■ **THE EXERCISE**
Copy each line below without leaving any out.

[Start of TASK DATA]

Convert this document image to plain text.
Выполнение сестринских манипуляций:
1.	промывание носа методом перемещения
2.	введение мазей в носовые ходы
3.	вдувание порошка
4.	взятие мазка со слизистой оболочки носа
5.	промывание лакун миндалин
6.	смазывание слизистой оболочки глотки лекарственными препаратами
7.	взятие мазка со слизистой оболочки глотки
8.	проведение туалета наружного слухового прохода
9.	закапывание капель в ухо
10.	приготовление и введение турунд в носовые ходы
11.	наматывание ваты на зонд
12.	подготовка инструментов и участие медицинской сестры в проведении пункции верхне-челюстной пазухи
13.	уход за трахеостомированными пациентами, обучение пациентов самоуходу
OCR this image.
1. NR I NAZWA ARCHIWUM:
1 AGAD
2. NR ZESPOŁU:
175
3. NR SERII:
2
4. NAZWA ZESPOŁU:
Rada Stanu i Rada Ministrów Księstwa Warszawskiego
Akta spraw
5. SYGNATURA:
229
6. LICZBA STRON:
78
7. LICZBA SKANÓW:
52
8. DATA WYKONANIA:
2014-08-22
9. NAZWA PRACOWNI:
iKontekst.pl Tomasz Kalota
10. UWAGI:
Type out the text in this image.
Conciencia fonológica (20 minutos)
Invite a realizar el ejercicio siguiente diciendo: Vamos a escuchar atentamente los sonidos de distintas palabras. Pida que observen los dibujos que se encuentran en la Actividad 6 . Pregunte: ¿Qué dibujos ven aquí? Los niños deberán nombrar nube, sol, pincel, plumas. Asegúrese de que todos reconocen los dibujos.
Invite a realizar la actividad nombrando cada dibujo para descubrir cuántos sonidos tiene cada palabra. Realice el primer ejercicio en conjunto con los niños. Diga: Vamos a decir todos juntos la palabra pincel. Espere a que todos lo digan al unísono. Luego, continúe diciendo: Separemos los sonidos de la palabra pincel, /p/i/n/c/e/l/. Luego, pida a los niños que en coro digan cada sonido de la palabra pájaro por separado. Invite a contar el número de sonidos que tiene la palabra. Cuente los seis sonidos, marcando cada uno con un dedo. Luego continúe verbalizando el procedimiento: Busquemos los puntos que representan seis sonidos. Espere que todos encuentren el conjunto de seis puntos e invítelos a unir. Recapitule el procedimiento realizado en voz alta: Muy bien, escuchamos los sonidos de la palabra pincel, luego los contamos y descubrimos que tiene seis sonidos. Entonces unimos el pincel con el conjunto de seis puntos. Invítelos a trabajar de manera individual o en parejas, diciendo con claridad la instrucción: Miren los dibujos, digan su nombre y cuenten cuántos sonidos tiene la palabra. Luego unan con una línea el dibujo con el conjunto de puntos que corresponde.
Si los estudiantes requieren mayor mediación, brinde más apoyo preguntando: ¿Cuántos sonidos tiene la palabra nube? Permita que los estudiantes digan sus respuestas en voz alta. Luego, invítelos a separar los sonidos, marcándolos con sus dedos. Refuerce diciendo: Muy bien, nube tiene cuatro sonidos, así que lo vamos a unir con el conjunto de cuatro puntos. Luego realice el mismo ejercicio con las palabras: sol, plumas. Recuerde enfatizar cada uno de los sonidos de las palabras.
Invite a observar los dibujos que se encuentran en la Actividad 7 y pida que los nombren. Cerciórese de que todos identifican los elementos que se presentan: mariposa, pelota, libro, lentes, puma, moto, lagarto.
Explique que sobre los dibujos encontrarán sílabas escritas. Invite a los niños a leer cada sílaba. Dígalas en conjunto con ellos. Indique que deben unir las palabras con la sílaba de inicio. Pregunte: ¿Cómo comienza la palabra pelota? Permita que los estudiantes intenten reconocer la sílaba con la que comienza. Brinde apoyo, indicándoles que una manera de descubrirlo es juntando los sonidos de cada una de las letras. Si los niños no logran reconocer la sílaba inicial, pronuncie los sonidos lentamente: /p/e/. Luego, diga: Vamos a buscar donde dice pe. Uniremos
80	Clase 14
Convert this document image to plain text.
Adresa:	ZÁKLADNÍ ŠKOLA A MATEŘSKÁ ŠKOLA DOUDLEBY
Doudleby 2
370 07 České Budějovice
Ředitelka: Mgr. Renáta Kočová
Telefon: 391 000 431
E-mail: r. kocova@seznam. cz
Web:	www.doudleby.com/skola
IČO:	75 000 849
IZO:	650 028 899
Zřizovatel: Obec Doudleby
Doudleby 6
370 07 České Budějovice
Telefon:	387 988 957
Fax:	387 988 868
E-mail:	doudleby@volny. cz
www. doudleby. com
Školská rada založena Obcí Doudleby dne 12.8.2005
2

[End of TASK DATA]

■ **SOLUTION**
Convert this document image to plain text.
Выполнение сестринских манипуляций:
1.	промывание носа методом перемещения
2.	введение мазей в носовые ходы
3.	вдувание порошка
4.	взятие мазка со слизистой оболочки носа
5.	промывание лакун миндалин
6.	смазывание слизистой оболочки глотки лекарственными препаратами
7.	взятие мазка со слизистой оболочки глотки
8.	проведение туалета наружного слухового прохода
9.	закапывание капель в ухо
10.	приготовление и введение турунд в носовые ходы
11.	наматывание ваты на зонд
12.	подготовка инструментов и участие медицинской сестры в проведении пункции верхне-челюстной пазухи
13.	уход за трахеостомированными пациентами, обучение пациентов самоуходу
OCR this image.
1. NR I NAZWA ARCHIWUM:
1 AGAD
2. NR ZESPOŁU:
175
3. NR SERII:
2
4. NAZWA ZESPOŁU:
Rada Stanu i Rada Ministrów Księstwa Warszawskiego
Akta spraw
5. SYGNATURA:
229
6. LICZBA STRON:
78
7. LICZBA SKANÓW:
52
8. DATA WYKONANIA:
2014-08-22
9. NAZWA PRACOWNI:
iKontekst.pl Tomasz Kalota
10. UWAGI:
Type out the text in this image.
Conciencia fonológica (20 minutos)
Invite a realizar el ejercicio siguiente diciendo: Vamos a escuchar atentamente los sonidos de distintas palabras. Pida que observen los dibujos que se encuentran en la Actividad 6 . Pregunte: ¿Qué dibujos ven aquí? Los niños deberán nombrar nube, sol, pincel, plumas. Asegúrese de que todos reconocen los dibujos.
Invite a realizar la actividad nombrando cada dibujo para descubrir cuántos sonidos tiene cada palabra. Realice el primer ejercicio en conjunto con los niños. Diga: Vamos a decir todos juntos la palabra pincel. Espere a que todos lo digan al unísono. Luego, continúe diciendo: Separemos los sonidos de la palabra pincel, /p/i/n/c/e/l/. Luego, pida a los niños que en coro digan cada sonido de la palabra pájaro por separado. Invite a contar el número de sonidos que tiene la palabra. Cuente los seis sonidos, marcando cada uno con un dedo. Luego continúe verbalizando el procedimiento: Busquemos los puntos que representan seis sonidos. Espere que todos encuentren el conjunto de seis puntos e invítelos a unir. Recapitule el procedimiento realizado en voz alta: Muy bien, escuchamos los sonidos de la palabra pincel, luego los contamos y descubrimos que tiene seis sonidos. Entonces unimos el pincel con el conjunto de seis puntos. Invítelos a trabajar de manera individual o en parejas, diciendo con claridad la instrucción: Miren los dibujos, digan su nombre y cuenten cuántos sonidos tiene la palabra. Luego unan con una línea el dibujo con el conjunto de puntos que corresponde.
Si los estudiantes requieren mayor mediación, brinde más apoyo preguntando: ¿Cuántos sonidos tiene la palabra nube? Permita que los estudiantes digan sus respuestas en voz alta. Luego, invítelos a separar los sonidos, marcándolos con sus dedos. Refuerce diciendo: Muy bien, nube tiene cuatro sonidos, así que lo vamos a unir con el conjunto de cuatro puntos. Luego realice el mismo ejercicio con las palabras: sol, plumas. Recuerde enfatizar cada uno de los sonidos de las palabras.
Invite a observar los dibujos que se encuentran en la Actividad 7 y pida que los nombren. Cerciórese de que todos identifican los elementos que se presentan: mariposa, pelota, libro, lentes, puma, moto, lagarto.
Explique que sobre los dibujos encontrarán sílabas escritas. Invite a los niños a leer cada sílaba. Dígalas en conjunto con ellos. Indique que deben unir las palabras con la sílaba de inicio. Pregunte: ¿Cómo comienza la palabra pelota? Permita que los estudiantes intenten reconocer la sílaba con la que comienza. Brinde apoyo, indicándoles que una manera de descubrirlo es juntando los sonidos de cada una de las letras. Si los niños no logran reconocer la sílaba inicial, pronuncie los sonidos lentamente: /p/e/. Luego, diga: Vamos a buscar donde dice pe. Uniremos
80	Clase 14
Convert this document image to plain text.
Adresa:	ZÁKLADNÍ ŠKOLA A MATEŘSKÁ ŠKOLA DOUDLEBY
Doudleby 2
370 07 České Budějovice
Ředitelka: Mgr. Renáta Kočová
Telefon: 391 000 431
E-mail: r. kocova@seznam. cz
Web:	www.doudleby.com/skola
IČO:	75 000 849
IZO:	650 028 899
Zřizovatel: Obec Doudleby
Doudleby 6
370 07 České Budějovice
Telefon:	387 988 957
Fax:	387 988 868
E-mail:	doudleby@volny. cz
www. doudleby. com
Školská rada založena Obcí Doudleby dne 12.8.2005
2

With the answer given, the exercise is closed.